>>>

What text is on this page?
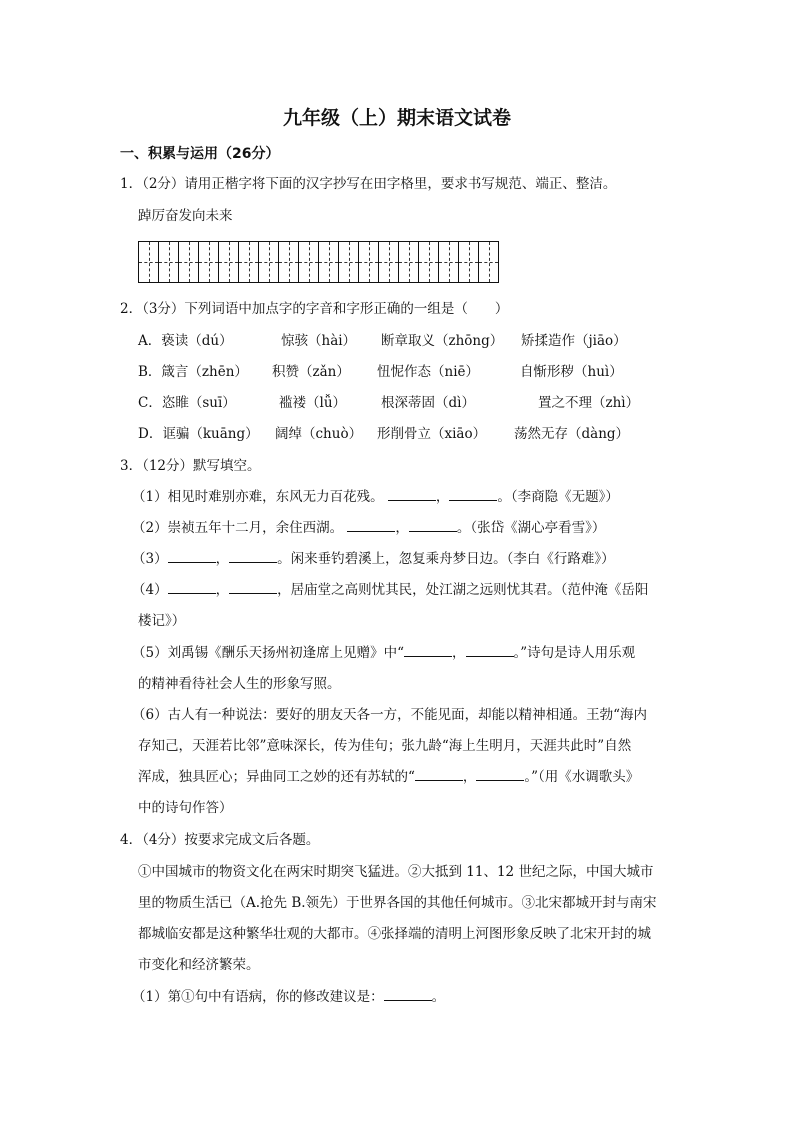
九年级（上）期末语文试卷
一、积累与运用（26分）
1．（2分）请用正楷字将下面的汉字抄写在田字格里，要求书写规范、端正、整洁。
踔厉奋发向未来
2．（3分）下列词语中加点字的字音和字形正确的一组是（　　）
A．亵读（dú）	惊骇（hài） 断章取义（zhōng） 矫揉造作（jiāo）
B．箴言（zhēn） 积赞（zǎn） 忸怩作态（niē）	自惭形秽（huì）
C．恣睢（suī）	褴褛（lǚ）	根深蒂固（dì）	置之不理（zhì）
D．诓骗（kuāng） 阔绰（chuò） 形削骨立（xiāo） 荡然无存（dàng）
3．（12分）默写填空。
（1）相见时难别亦难，东风无力百花残。	，	。（李商隐《无题》）
（2）崇祯五年十二月，余住西湖。	，	。（张岱《湖心亭看雪》）
（3）	，	。闲来垂钓碧溪上，忽复乘舟梦日边。（李白《行路难》）
（4）	，	，居庙堂之高则忧其民，处江湖之远则忧其君。（范仲淹《岳阳
楼记》）
（5）刘禹锡《酬乐天扬州初逢席上见赠》中“	，	。”诗句是诗人用乐观
的精神看待社会人生的形象写照。
（6）古人有一种说法：要好的朋友天各一方，不能见面，却能以精神相通。王勃“海内
存知己，天涯若比邻”意味深长，传为佳句；张九龄“海上生明月，天涯共此时”自然
浑成，独具匠心；异曲同工之妙的还有苏轼的“	，	。”（用《水调歌头》
中的诗句作答）
4．（4分）按要求完成文后各题。
①中国城市的物资文化在两宋时期突飞猛进。②大抵到 11、12 世纪之际，中国大城市
里的物质生活已（A.抢先 B.领先）于世界各国的其他任何城市。③北宋都城开封与南宋
都城临安都是这种繁华壮观的大都市。④张择端的清明上河图形象反映了北宋开封的城
市变化和经济繁荣。
（1）第①句中有语病，你的修改建议是：	。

<<<

**EXERCISE REQUIREMENTS**:
Copy every record above exactly, leaving out the pictures.

**FULL RESPONSE**:
What text is on this page?
九年级（上）期末语文试卷
一、积累与运用（26分）
1．（2分）请用正楷字将下面的汉字抄写在田字格里，要求书写规范、端正、整洁。
踔厉奋发向未来
2．（3分）下列词语中加点字的字音和字形正确的一组是（　　）
A．亵读（dú）	惊骇（hài） 断章取义（zhōng） 矫揉造作（jiāo）
B．箴言（zhēn） 积赞（zǎn） 忸怩作态（niē）	自惭形秽（huì）
C．恣睢（suī）	褴褛（lǚ）	根深蒂固（dì）	置之不理（zhì）
D．诓骗（kuāng） 阔绰（chuò） 形削骨立（xiāo） 荡然无存（dàng）
3．（12分）默写填空。
（1）相见时难别亦难，东风无力百花残。	，	。（李商隐《无题》）
（2）崇祯五年十二月，余住西湖。	，	。（张岱《湖心亭看雪》）
（3）	，	。闲来垂钓碧溪上，忽复乘舟梦日边。（李白《行路难》）
（4）	，	，居庙堂之高则忧其民，处江湖之远则忧其君。（范仲淹《岳阳
楼记》）
（5）刘禹锡《酬乐天扬州初逢席上见赠》中“	，	。”诗句是诗人用乐观
的精神看待社会人生的形象写照。
（6）古人有一种说法：要好的朋友天各一方，不能见面，却能以精神相通。王勃“海内
存知己，天涯若比邻”意味深长，传为佳句；张九龄“海上生明月，天涯共此时”自然
浑成，独具匠心；异曲同工之妙的还有苏轼的“	，	。”（用《水调歌头》
中的诗句作答）
4．（4分）按要求完成文后各题。
①中国城市的物资文化在两宋时期突飞猛进。②大抵到 11、12 世纪之际，中国大城市
里的物质生活已（A.抢先 B.领先）于世界各国的其他任何城市。③北宋都城开封与南宋
都城临安都是这种繁华壮观的大都市。④张择端的清明上河图形象反映了北宋开封的城
市变化和经济繁荣。
（1）第①句中有语病，你的修改建议是：	。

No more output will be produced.